═══ DATA ═══
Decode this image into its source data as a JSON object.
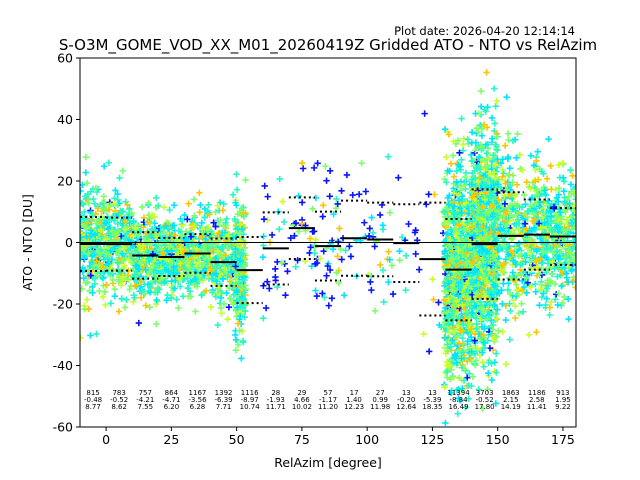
{
  "chart_data": {
    "type": "scatter",
    "title": "S-O3M_GOME_VOD_XX_M01_20260419Z Gridded ATO - NTO vs RelAzim",
    "plot_date": "Plot date: 2026-04-20 12:14:14",
    "xlabel": "RelAzim [degree]",
    "ylabel": "ATO - NTO [DU]",
    "xlim": [
      -10,
      180
    ],
    "ylim": [
      -60,
      60
    ],
    "xticks": [
      0,
      25,
      50,
      75,
      100,
      125,
      150,
      175
    ],
    "yticks": [
      -60,
      -40,
      -20,
      0,
      20,
      40,
      60
    ],
    "marker": "plus",
    "colors": {
      "cyan": "#00e5ff",
      "teal": "#2af5c8",
      "lightgreen": "#7dff6a",
      "yellow": "#c8ff2a",
      "orange": "#ffc400",
      "blue": "#0a14ff"
    },
    "bins": [
      {
        "center": -5,
        "count": "815",
        "mean": "-0.48",
        "std": "8.77",
        "density": "high",
        "mean_value": -0.48,
        "std_value": 8.77
      },
      {
        "center": 5,
        "count": "783",
        "mean": "-0.52",
        "std": "8.62",
        "density": "high",
        "mean_value": -0.52,
        "std_value": 8.62
      },
      {
        "center": 15,
        "count": "757",
        "mean": "-4.21",
        "std": "7.55",
        "density": "high",
        "mean_value": -4.21,
        "std_value": 7.55
      },
      {
        "center": 25,
        "count": "864",
        "mean": "-4.71",
        "std": "6.20",
        "density": "high",
        "mean_value": -4.71,
        "std_value": 6.2
      },
      {
        "center": 35,
        "count": "1167",
        "mean": "-3.56",
        "std": "6.28",
        "density": "high",
        "mean_value": -3.56,
        "std_value": 6.28
      },
      {
        "center": 45,
        "count": "1392",
        "mean": "-6.39",
        "std": "7.71",
        "density": "high",
        "mean_value": -6.39,
        "std_value": 7.71
      },
      {
        "center": 55,
        "count": "1116",
        "mean": "-8.97",
        "std": "10.74",
        "density": "edge",
        "mean_value": -8.97,
        "std_value": 10.74
      },
      {
        "center": 65,
        "count": "28",
        "mean": "-1.93",
        "std": "11.71",
        "density": "low",
        "mean_value": -1.93,
        "std_value": 11.71
      },
      {
        "center": 75,
        "count": "29",
        "mean": "4.66",
        "std": "10.02",
        "density": "low",
        "mean_value": 4.66,
        "std_value": 10.02
      },
      {
        "center": 85,
        "count": "57",
        "mean": "-1.17",
        "std": "11.20",
        "density": "low",
        "mean_value": -1.17,
        "std_value": 11.2
      },
      {
        "center": 95,
        "count": "17",
        "mean": "1.40",
        "std": "12.23",
        "density": "low",
        "mean_value": 1.4,
        "std_value": 12.23
      },
      {
        "center": 105,
        "count": "27",
        "mean": "0.99",
        "std": "11.98",
        "density": "low",
        "mean_value": 0.99,
        "std_value": 11.98
      },
      {
        "center": 115,
        "count": "13",
        "mean": "-0.20",
        "std": "12.64",
        "density": "low",
        "mean_value": -0.2,
        "std_value": 12.64
      },
      {
        "center": 125,
        "count": "13",
        "mean": "-5.39",
        "std": "18.35",
        "density": "low",
        "mean_value": -5.39,
        "std_value": 18.35
      },
      {
        "center": 135,
        "count": "11394",
        "mean": "-8.84",
        "std": "16.49",
        "density": "huge",
        "mean_value": -8.84,
        "std_value": 16.49
      },
      {
        "center": 145,
        "count": "3703",
        "mean": "-0.52",
        "std": "17.80",
        "density": "huge",
        "mean_value": -0.52,
        "std_value": 17.8
      },
      {
        "center": 155,
        "count": "1863",
        "mean": "2.15",
        "std": "14.19",
        "density": "high",
        "mean_value": 2.15,
        "std_value": 14.19
      },
      {
        "center": 165,
        "count": "1186",
        "mean": "2.58",
        "std": "11.41",
        "density": "high",
        "mean_value": 2.58,
        "std_value": 11.41
      },
      {
        "center": 175,
        "count": "913",
        "mean": "1.95",
        "std": "9.22",
        "density": "high",
        "mean_value": 1.95,
        "std_value": 9.22
      }
    ]
  }
}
═══
• REQUIREMENTS:
Transcribe the listing in full and omit the pictures.

• ANSWER TO THIS PROBLEM:
Decode this image into its source data as a JSON object.
{
  "chart_data": {
    "type": "scatter",
    "title": "S-O3M_GOME_VOD_XX_M01_20260419Z Gridded ATO - NTO vs RelAzim",
    "plot_date": "Plot date: 2026-04-20 12:14:14",
    "xlabel": "RelAzim [degree]",
    "ylabel": "ATO - NTO [DU]",
    "xlim": [
      -10,
      180
    ],
    "ylim": [
      -60,
      60
    ],
    "xticks": [
      0,
      25,
      50,
      75,
      100,
      125,
      150,
      175
    ],
    "yticks": [
      -60,
      -40,
      -20,
      0,
      20,
      40,
      60
    ],
    "marker": "plus",
    "colors": {
      "cyan": "#00e5ff",
      "teal": "#2af5c8",
      "lightgreen": "#7dff6a",
      "yellow": "#c8ff2a",
      "orange": "#ffc400",
      "blue": "#0a14ff"
    },
    "bins": [
      {
        "center": -5,
        "count": "815",
        "mean": "-0.48",
        "std": "8.77",
        "density": "high",
        "mean_value": -0.48,
        "std_value": 8.77
      },
      {
        "center": 5,
        "count": "783",
        "mean": "-0.52",
        "std": "8.62",
        "density": "high",
        "mean_value": -0.52,
        "std_value": 8.62
      },
      {
        "center": 15,
        "count": "757",
        "mean": "-4.21",
        "std": "7.55",
        "density": "high",
        "mean_value": -4.21,
        "std_value": 7.55
      },
      {
        "center": 25,
        "count": "864",
        "mean": "-4.71",
        "std": "6.20",
        "density": "high",
        "mean_value": -4.71,
        "std_value": 6.2
      },
      {
        "center": 35,
        "count": "1167",
        "mean": "-3.56",
        "std": "6.28",
        "density": "high",
        "mean_value": -3.56,
        "std_value": 6.28
      },
      {
        "center": 45,
        "count": "1392",
        "mean": "-6.39",
        "std": "7.71",
        "density": "high",
        "mean_value": -6.39,
        "std_value": 7.71
      },
      {
        "center": 55,
        "count": "1116",
        "mean": "-8.97",
        "std": "10.74",
        "density": "edge",
        "mean_value": -8.97,
        "std_value": 10.74
      },
      {
        "center": 65,
        "count": "28",
        "mean": "-1.93",
        "std": "11.71",
        "density": "low",
        "mean_value": -1.93,
        "std_value": 11.71
      },
      {
        "center": 75,
        "count": "29",
        "mean": "4.66",
        "std": "10.02",
        "density": "low",
        "mean_value": 4.66,
        "std_value": 10.02
      },
      {
        "center": 85,
        "count": "57",
        "mean": "-1.17",
        "std": "11.20",
        "density": "low",
        "mean_value": -1.17,
        "std_value": 11.2
      },
      {
        "center": 95,
        "count": "17",
        "mean": "1.40",
        "std": "12.23",
        "density": "low",
        "mean_value": 1.4,
        "std_value": 12.23
      },
      {
        "center": 105,
        "count": "27",
        "mean": "0.99",
        "std": "11.98",
        "density": "low",
        "mean_value": 0.99,
        "std_value": 11.98
      },
      {
        "center": 115,
        "count": "13",
        "mean": "-0.20",
        "std": "12.64",
        "density": "low",
        "mean_value": -0.2,
        "std_value": 12.64
      },
      {
        "center": 125,
        "count": "13",
        "mean": "-5.39",
        "std": "18.35",
        "density": "low",
        "mean_value": -5.39,
        "std_value": 18.35
      },
      {
        "center": 135,
        "count": "11394",
        "mean": "-8.84",
        "std": "16.49",
        "density": "huge",
        "mean_value": -8.84,
        "std_value": 16.49
      },
      {
        "center": 145,
        "count": "3703",
        "mean": "-0.52",
        "std": "17.80",
        "density": "huge",
        "mean_value": -0.52,
        "std_value": 17.8
      },
      {
        "center": 155,
        "count": "1863",
        "mean": "2.15",
        "std": "14.19",
        "density": "high",
        "mean_value": 2.15,
        "std_value": 14.19
      },
      {
        "center": 165,
        "count": "1186",
        "mean": "2.58",
        "std": "11.41",
        "density": "high",
        "mean_value": 2.58,
        "std_value": 11.41
      },
      {
        "center": 175,
        "count": "913",
        "mean": "1.95",
        "std": "9.22",
        "density": "high",
        "mean_value": 1.95,
        "std_value": 9.22
      }
    ]
  }
}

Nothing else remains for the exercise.